- _EXERCISE_
Extract each line bearing the word "Accuracy".

Entries with figure data
--- --- ---
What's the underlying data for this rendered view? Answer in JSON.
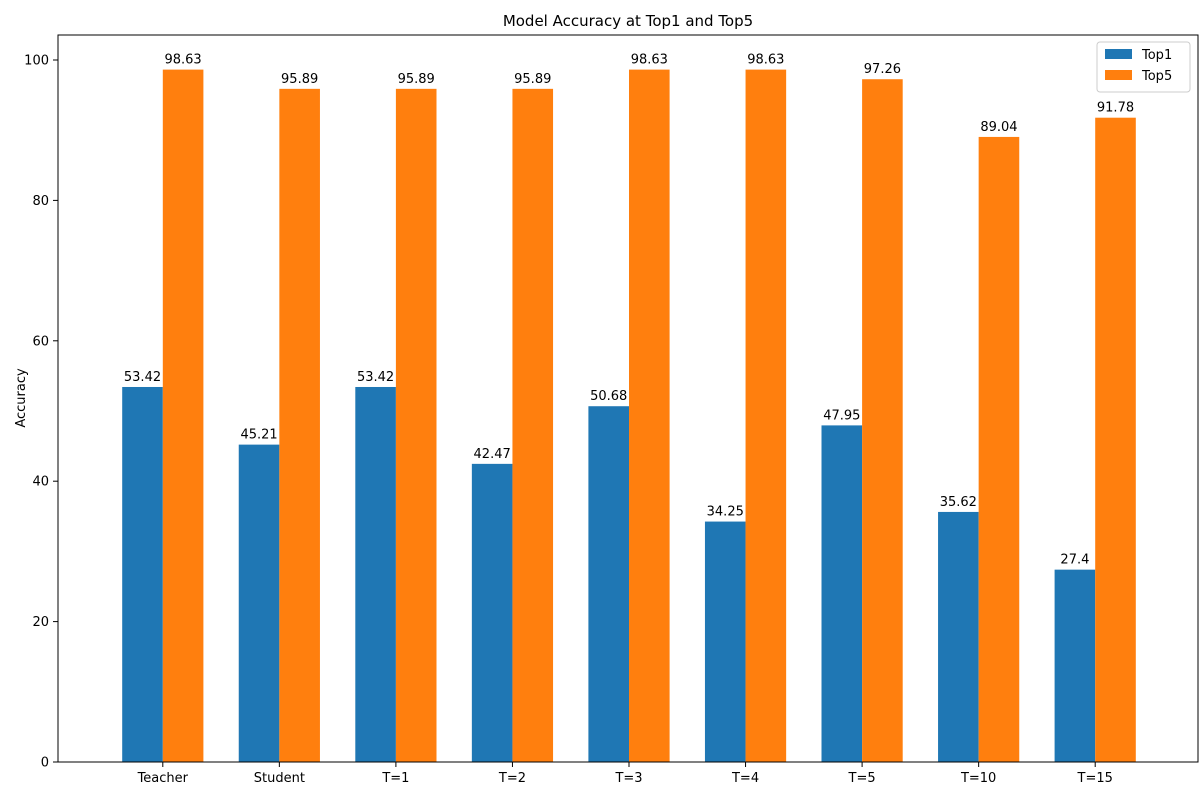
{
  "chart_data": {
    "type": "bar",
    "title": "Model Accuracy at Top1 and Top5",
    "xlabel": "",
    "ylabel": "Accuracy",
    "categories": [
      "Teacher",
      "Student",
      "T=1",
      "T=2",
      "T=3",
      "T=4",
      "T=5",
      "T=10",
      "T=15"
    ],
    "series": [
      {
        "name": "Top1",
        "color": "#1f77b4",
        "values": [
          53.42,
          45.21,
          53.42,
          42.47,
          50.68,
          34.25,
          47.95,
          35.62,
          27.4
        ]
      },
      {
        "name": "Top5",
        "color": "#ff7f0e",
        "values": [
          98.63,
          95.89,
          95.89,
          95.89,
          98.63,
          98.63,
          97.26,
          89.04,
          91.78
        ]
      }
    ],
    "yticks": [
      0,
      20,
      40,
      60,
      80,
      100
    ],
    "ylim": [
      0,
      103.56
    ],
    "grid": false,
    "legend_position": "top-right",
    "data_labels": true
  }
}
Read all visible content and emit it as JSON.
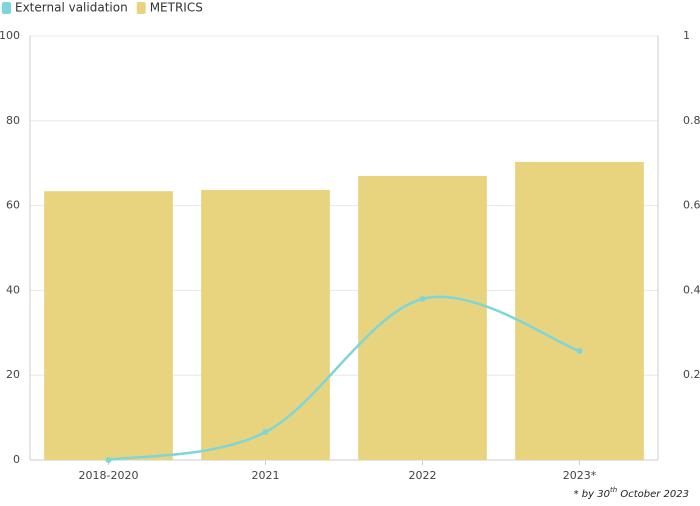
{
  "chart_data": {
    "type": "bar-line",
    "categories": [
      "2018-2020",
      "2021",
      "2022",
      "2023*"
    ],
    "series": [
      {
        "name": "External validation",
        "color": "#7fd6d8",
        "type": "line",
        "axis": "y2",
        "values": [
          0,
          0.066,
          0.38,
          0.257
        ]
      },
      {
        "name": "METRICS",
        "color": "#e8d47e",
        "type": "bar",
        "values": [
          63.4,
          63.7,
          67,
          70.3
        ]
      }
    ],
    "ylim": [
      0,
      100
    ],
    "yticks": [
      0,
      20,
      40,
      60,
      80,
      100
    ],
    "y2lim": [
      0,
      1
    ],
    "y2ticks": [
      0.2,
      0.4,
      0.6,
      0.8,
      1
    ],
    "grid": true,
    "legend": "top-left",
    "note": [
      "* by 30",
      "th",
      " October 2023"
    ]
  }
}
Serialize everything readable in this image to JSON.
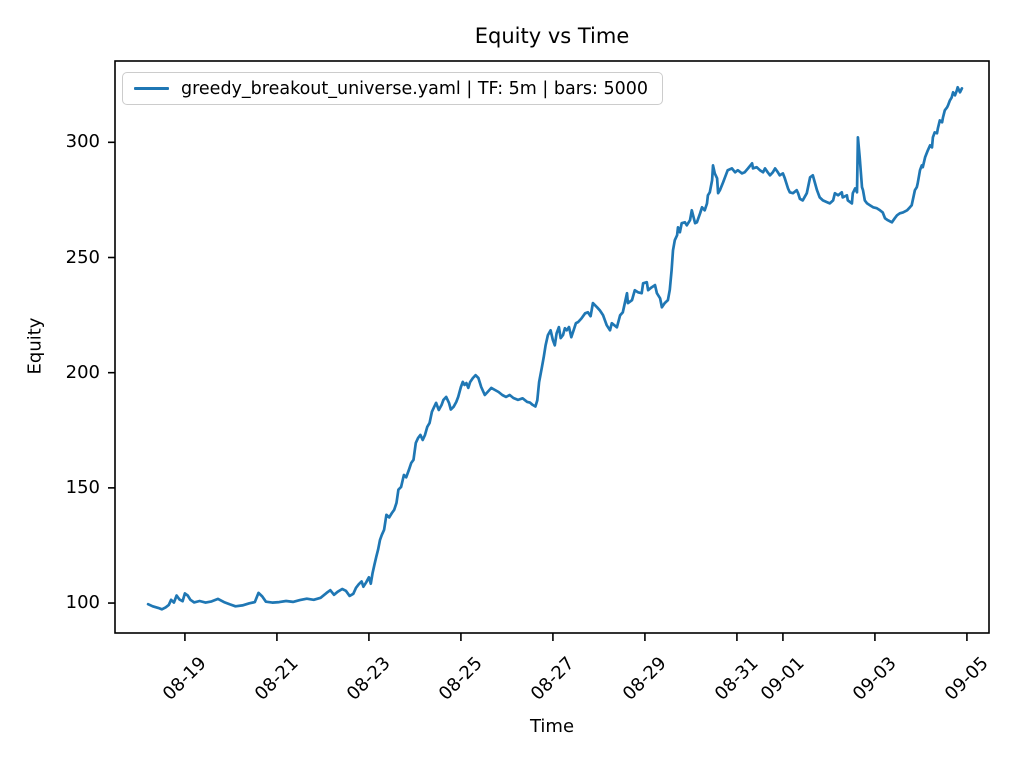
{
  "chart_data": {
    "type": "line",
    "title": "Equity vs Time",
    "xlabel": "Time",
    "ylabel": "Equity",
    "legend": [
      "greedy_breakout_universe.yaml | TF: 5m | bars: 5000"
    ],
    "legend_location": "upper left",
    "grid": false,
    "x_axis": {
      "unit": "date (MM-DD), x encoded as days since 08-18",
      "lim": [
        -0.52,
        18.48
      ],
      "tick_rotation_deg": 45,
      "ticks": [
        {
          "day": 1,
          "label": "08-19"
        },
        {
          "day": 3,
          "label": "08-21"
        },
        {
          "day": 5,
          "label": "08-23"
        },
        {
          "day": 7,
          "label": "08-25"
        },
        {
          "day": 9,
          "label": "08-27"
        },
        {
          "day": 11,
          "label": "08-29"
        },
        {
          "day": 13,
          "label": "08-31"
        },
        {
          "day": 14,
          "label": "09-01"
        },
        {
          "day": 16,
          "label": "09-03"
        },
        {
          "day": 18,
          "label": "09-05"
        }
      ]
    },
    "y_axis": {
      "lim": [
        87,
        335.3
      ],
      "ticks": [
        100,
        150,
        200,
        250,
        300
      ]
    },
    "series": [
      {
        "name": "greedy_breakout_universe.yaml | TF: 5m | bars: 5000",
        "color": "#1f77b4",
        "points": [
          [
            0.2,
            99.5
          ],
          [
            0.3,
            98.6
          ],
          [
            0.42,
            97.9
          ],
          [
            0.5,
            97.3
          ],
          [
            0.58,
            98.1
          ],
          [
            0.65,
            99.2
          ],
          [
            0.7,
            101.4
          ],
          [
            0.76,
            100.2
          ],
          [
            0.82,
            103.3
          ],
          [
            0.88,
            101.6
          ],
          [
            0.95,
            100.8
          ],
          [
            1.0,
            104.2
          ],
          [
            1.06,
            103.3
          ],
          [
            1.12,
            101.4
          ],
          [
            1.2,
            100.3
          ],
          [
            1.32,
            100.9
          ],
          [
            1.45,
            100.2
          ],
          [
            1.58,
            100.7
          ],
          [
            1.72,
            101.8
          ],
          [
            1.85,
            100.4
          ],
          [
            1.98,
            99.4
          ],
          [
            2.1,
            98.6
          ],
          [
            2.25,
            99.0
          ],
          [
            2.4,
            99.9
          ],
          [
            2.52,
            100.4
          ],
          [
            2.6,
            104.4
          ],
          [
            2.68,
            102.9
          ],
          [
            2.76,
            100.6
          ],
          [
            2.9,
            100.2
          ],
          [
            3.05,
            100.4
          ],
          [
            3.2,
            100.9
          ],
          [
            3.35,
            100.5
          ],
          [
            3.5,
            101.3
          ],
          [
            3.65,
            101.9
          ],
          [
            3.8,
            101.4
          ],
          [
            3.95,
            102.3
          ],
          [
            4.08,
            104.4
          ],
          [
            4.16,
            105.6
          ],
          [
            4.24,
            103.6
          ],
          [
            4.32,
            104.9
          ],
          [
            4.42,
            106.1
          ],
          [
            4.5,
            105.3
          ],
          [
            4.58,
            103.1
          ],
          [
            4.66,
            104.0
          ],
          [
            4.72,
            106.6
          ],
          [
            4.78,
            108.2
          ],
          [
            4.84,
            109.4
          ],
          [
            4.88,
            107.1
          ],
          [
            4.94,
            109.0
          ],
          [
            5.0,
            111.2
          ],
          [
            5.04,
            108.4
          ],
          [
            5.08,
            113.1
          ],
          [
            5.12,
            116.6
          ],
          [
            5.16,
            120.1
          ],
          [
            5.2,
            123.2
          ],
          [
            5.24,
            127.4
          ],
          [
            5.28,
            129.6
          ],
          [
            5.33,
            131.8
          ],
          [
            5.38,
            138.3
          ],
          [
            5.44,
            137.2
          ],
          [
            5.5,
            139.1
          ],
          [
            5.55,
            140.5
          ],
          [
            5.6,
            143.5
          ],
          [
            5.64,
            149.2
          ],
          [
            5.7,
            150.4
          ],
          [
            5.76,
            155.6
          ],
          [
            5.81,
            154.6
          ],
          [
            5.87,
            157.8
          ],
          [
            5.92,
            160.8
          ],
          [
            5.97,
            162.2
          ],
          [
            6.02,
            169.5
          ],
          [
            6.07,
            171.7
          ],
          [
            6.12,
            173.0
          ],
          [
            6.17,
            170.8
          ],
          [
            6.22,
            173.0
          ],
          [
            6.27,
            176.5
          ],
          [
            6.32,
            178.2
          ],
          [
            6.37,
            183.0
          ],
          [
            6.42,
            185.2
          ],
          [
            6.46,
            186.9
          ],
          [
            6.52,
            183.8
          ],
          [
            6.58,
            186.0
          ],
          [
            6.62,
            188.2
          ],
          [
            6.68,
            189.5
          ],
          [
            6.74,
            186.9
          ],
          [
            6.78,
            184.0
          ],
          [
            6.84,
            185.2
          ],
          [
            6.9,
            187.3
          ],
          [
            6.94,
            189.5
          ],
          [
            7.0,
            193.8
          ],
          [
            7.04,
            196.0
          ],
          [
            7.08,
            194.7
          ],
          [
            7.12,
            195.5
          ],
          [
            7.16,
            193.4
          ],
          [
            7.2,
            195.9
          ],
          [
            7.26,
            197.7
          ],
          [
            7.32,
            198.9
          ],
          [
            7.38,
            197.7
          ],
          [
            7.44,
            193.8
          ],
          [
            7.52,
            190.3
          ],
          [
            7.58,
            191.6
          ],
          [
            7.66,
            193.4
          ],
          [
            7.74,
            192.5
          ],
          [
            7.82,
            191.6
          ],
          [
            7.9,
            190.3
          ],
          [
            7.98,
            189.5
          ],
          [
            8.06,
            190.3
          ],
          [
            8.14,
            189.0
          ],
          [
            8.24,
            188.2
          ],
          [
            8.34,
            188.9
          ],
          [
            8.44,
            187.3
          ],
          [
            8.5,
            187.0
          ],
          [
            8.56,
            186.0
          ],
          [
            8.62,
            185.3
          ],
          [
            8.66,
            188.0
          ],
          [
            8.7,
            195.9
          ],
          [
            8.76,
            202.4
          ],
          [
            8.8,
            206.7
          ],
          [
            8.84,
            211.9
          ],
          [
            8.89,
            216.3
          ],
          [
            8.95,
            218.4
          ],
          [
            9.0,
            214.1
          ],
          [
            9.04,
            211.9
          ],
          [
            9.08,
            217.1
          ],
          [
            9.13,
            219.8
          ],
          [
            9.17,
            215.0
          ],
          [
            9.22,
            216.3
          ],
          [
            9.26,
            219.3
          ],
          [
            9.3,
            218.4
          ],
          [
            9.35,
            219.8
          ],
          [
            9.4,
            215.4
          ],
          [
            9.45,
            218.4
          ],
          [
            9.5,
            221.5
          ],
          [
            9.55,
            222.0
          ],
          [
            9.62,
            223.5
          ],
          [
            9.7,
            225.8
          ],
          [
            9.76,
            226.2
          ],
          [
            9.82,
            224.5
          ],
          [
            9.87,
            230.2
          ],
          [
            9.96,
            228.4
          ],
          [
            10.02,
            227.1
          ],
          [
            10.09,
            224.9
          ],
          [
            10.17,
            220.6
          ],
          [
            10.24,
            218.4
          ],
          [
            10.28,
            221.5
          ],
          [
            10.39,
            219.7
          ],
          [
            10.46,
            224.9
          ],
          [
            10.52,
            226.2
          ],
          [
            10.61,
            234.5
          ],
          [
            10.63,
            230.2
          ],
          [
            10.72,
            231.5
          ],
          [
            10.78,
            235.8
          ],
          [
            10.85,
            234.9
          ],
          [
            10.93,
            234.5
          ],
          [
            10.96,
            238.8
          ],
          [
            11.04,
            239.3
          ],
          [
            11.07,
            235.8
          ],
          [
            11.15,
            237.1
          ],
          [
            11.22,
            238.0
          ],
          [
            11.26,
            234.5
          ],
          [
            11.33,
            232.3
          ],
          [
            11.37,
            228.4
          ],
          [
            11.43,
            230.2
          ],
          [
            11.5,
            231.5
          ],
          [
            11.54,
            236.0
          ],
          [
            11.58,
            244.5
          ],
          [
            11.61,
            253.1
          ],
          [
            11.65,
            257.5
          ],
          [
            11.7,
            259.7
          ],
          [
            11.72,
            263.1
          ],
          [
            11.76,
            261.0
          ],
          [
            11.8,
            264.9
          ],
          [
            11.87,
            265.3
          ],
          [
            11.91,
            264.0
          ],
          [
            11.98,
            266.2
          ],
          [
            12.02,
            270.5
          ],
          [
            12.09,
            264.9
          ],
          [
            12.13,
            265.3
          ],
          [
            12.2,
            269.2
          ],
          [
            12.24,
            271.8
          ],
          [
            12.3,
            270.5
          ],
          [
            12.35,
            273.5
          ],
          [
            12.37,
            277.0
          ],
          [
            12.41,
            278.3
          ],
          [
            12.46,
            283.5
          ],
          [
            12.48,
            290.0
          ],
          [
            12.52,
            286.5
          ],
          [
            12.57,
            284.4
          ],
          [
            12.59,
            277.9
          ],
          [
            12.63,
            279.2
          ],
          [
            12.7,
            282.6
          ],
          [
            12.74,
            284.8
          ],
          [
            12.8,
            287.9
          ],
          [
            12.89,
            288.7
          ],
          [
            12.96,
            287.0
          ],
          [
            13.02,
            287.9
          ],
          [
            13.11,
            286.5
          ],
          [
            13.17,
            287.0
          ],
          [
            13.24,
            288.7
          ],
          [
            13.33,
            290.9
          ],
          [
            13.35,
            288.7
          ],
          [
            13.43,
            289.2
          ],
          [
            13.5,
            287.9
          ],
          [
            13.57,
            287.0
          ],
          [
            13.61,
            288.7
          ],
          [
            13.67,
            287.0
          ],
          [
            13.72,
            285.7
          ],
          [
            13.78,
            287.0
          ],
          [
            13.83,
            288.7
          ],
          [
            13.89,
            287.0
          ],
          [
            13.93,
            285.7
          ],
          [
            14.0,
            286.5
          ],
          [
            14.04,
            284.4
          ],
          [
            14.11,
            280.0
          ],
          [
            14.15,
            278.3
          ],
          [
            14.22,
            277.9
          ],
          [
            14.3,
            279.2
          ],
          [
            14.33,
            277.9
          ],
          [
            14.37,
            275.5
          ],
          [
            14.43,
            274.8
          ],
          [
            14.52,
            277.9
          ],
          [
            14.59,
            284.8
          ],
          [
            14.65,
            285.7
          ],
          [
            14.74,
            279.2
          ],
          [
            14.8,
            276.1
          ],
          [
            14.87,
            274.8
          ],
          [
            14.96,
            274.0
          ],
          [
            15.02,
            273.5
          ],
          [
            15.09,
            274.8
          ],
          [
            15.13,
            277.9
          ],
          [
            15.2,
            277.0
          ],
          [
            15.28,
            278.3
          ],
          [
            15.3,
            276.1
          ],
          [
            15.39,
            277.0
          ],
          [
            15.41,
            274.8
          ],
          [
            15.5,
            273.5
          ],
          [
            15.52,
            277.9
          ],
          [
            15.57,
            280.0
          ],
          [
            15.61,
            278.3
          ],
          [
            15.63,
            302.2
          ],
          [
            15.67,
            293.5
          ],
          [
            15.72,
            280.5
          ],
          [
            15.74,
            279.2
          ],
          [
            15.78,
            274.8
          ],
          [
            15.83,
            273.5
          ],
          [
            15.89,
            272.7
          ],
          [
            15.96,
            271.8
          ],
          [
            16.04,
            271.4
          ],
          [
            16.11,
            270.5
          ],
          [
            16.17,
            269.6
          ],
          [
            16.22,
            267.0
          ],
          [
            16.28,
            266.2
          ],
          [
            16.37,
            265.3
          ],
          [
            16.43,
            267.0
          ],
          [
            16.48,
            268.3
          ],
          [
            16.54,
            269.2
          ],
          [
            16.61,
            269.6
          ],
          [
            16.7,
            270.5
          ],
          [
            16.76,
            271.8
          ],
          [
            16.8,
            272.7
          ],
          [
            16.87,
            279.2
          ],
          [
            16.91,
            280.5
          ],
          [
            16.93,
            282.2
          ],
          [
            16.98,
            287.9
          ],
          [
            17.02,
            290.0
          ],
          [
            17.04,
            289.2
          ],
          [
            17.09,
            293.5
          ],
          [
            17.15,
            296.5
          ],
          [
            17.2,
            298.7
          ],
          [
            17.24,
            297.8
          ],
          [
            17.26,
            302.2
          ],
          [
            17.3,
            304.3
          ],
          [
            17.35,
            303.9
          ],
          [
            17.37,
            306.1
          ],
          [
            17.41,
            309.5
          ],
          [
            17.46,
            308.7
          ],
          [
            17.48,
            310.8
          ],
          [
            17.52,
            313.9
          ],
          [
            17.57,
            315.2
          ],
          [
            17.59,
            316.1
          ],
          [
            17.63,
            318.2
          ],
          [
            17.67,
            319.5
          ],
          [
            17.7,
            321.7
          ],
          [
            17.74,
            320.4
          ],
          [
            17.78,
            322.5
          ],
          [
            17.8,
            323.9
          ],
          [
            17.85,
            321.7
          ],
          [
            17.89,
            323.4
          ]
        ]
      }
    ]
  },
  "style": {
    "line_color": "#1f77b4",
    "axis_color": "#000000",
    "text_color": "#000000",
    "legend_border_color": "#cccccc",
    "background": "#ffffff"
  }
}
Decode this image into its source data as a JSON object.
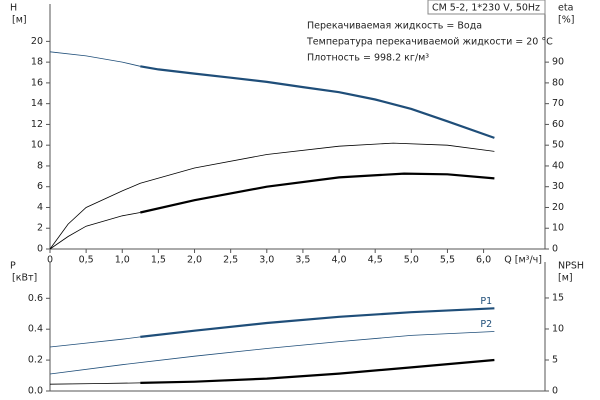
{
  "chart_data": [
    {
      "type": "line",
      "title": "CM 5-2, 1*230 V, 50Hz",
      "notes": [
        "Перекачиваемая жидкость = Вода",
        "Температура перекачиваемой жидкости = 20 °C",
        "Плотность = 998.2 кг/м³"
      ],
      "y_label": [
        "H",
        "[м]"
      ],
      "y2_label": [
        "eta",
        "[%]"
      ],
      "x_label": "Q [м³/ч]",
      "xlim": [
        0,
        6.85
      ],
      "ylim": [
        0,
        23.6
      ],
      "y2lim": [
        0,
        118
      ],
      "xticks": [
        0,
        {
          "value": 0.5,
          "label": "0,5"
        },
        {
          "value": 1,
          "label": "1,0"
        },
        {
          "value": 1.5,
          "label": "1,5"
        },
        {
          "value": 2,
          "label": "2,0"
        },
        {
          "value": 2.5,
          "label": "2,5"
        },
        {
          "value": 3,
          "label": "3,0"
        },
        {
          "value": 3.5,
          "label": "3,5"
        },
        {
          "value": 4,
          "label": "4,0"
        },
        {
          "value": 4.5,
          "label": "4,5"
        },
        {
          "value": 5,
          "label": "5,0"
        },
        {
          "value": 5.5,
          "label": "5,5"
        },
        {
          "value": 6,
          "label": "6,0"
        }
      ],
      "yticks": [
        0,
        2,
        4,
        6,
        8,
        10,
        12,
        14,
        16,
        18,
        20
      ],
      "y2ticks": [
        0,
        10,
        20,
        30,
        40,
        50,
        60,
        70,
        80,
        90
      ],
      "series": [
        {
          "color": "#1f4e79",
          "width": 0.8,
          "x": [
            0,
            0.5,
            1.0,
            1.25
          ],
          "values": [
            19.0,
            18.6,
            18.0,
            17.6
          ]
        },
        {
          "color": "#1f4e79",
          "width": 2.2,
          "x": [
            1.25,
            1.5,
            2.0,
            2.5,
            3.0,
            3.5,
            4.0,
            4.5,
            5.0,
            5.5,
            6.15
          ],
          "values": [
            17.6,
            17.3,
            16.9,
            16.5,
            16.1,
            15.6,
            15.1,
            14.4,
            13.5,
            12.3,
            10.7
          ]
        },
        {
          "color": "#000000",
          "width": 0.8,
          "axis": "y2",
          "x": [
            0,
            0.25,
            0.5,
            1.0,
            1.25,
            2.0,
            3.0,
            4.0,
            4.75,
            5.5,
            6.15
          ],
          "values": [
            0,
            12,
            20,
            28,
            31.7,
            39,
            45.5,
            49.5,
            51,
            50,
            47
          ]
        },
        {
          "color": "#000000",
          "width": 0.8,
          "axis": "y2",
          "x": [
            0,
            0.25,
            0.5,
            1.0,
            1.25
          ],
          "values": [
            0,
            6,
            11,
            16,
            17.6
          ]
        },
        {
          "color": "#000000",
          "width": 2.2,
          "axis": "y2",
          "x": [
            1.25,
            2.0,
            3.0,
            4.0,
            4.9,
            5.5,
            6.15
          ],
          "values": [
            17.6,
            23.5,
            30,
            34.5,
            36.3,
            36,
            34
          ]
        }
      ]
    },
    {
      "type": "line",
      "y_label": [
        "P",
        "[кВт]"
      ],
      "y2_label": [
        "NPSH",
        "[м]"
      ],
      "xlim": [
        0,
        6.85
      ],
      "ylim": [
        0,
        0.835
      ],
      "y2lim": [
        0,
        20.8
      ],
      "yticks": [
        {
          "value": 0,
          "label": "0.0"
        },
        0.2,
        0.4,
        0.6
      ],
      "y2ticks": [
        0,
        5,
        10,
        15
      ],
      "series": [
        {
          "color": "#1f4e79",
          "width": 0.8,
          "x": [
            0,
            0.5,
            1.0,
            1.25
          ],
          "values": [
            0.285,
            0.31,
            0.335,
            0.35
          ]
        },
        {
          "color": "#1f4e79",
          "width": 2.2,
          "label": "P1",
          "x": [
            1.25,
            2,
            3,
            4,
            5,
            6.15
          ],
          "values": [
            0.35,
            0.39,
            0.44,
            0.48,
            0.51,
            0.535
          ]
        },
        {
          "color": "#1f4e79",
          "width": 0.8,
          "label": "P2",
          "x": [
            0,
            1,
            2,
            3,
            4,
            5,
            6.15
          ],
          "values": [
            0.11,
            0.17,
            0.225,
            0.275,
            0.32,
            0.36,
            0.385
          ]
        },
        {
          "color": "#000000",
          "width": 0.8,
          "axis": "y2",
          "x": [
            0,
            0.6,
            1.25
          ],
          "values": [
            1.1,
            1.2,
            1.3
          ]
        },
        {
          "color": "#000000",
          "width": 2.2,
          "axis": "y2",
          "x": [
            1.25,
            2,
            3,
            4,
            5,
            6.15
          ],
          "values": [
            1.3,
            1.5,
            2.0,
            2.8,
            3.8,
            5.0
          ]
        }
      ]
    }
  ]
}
--- --- ---
- _PROBLEM SOLUTION_
    "title": "Model Accuracy at Top1 and Top5",
    "ylabel": "Accuracy",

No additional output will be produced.